#### Consigne a
D'après le texte présenté, à quelle date Charles Blé Goudé prévoit-il le rassemblement payant du COJEP ?

#### Texte présenté
À l’approche des 10 ans du COJEP, Charles Blé Goudé lance un meeting… payant. Une première en politique ivoirienne, qui interroge sur l’opacité des finances des partis et l’héritage des pratiques anciennes.
« Le COJEP sera le premier parti en Côte d’Ivoire à organiser un rassemblement où les participants eux-mêmes paieront pour écouter un message politique. »
C’est en ces termes que Charles Blé Goudé annonce à ses militants leur droit d’accès à sa précieuse parole, prévue pour le 15 août prochain.
L’occasion marquera les dix ans d’existence de son parti politique. Mais à ce stade, aucun vent de rupture idéologique ou stratégique ne semble souffler sous son impulsion. Il y a à peine quelques mois, il affirmait vouloir diriger la Côte d’Ivoire « tôt ou tard » — de gré ou de force, on aura compris.
Ce qui inquiète surtout, c’est qu’il est à la croisée de trois figures politiques majeures : « neveu » revendiqué d’Alassane Ouattara, fils banni de Laurent Gbagbo, et allié déclaré de Tidjane Thiam.

#### Consigne b
Présentez en liste numérotée les lignes du listing, depuis sa première ligne jusqu'à celle qui contient « unit label: (In », incluse, sans reprendre les lignes vides.

#### Données fournies
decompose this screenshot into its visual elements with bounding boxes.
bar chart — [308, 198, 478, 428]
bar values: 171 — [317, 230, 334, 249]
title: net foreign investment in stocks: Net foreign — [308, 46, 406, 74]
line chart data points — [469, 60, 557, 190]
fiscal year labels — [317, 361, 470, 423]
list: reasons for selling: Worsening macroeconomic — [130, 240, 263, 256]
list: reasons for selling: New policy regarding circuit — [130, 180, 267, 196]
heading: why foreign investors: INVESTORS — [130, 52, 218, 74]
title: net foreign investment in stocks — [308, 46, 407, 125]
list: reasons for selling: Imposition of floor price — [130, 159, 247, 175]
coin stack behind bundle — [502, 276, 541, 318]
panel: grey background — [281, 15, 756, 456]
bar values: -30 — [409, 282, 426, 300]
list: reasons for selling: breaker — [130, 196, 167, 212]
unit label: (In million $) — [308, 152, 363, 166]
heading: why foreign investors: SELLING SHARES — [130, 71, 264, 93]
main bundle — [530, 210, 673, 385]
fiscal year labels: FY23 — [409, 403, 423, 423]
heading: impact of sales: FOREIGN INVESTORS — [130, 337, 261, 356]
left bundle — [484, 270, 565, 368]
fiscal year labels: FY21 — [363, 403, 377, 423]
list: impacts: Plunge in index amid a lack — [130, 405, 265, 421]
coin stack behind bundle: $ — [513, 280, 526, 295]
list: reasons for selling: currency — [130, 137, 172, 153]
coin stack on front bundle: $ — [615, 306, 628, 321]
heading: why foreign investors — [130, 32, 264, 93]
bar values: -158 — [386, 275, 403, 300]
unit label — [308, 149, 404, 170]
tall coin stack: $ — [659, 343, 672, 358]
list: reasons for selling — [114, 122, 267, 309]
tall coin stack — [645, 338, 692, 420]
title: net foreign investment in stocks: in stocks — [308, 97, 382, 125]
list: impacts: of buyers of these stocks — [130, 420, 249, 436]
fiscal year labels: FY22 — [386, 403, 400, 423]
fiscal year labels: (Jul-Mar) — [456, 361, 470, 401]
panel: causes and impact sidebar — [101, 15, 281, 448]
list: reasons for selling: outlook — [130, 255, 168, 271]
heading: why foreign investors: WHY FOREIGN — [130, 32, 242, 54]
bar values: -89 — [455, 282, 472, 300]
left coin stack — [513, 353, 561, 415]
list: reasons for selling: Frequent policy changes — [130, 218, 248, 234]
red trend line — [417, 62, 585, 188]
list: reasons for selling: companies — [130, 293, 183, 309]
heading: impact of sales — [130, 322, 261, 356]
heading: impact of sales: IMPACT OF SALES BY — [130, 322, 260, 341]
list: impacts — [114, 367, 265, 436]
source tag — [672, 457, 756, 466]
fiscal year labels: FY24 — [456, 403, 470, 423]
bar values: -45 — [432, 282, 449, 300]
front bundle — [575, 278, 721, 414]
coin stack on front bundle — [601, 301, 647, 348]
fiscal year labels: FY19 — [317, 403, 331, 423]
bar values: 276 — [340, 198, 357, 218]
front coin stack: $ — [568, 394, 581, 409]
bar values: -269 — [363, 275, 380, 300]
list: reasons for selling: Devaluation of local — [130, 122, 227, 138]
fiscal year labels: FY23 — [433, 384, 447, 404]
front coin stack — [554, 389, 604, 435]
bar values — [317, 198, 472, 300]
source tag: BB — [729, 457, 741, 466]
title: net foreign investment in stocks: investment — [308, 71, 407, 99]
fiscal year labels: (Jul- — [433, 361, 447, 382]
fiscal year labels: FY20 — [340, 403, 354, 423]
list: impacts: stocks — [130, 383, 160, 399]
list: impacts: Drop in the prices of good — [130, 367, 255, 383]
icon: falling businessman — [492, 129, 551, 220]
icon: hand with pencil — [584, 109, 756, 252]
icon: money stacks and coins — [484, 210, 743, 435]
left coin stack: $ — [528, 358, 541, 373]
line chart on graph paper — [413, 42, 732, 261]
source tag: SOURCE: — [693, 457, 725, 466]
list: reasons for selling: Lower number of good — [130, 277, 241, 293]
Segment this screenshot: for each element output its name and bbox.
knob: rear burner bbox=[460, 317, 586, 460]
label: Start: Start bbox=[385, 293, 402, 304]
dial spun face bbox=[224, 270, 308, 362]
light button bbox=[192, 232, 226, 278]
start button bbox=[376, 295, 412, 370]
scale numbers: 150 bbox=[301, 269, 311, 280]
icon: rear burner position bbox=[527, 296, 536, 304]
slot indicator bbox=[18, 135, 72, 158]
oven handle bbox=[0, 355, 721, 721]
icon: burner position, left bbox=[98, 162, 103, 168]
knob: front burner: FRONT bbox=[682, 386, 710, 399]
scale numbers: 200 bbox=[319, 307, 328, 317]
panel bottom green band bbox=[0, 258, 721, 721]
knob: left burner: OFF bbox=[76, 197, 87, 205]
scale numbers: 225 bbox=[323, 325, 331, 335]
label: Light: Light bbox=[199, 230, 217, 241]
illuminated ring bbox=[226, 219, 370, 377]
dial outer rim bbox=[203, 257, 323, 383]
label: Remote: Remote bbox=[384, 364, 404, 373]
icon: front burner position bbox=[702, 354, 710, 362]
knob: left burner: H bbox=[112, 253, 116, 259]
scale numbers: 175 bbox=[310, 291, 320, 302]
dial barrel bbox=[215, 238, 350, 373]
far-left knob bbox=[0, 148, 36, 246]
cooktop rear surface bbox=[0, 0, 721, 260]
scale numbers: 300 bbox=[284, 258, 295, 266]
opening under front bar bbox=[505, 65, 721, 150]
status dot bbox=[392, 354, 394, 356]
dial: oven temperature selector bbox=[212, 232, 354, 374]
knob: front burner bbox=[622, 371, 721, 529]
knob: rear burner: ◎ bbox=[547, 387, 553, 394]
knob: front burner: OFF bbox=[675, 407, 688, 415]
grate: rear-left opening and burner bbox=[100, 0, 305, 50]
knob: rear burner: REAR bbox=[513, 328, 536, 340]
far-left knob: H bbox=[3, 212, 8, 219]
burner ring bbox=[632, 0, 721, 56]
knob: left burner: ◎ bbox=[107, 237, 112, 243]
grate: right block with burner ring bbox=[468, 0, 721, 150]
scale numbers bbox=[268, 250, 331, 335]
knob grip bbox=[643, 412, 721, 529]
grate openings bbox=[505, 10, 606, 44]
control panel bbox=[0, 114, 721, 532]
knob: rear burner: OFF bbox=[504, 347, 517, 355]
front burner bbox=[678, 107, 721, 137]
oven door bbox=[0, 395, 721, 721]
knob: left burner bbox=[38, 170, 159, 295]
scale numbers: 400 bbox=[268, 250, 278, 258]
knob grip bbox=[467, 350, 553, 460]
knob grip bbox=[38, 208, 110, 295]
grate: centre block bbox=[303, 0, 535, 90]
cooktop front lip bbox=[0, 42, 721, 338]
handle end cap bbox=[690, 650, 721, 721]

#### Résultat obtenu a
Le 15 août prochain.

#### Résultat obtenu b
1. decompose this screenshot into its visual elements with bounding boxes.
2. bar chart — [308, 198, 478, 428]
3. bar values: 171 — [317, 230, 334, 249]
4. title: net foreign investment in stocks: Net foreign — [308, 46, 406, 74]
5. line chart data points — [469, 60, 557, 190]
6. fiscal year labels — [317, 361, 470, 423]
7. list: reasons for selling: Worsening macroeconomic — [130, 240, 263, 256]
8. list: reasons for selling: New policy regarding circuit — [130, 180, 267, 196]
9. heading: why foreign investors: INVESTORS — [130, 52, 218, 74]
10. title: net foreign investment in stocks — [308, 46, 407, 125]
11. list: reasons for selling: Imposition of floor price — [130, 159, 247, 175]
12. coin stack behind bundle — [502, 276, 541, 318]
13. panel: grey background — [281, 15, 756, 456]
14. bar values: -30 — [409, 282, 426, 300]
15. list: reasons for selling: breaker — [130, 196, 167, 212]
16. unit label: (In million $) — [308, 152, 363, 166]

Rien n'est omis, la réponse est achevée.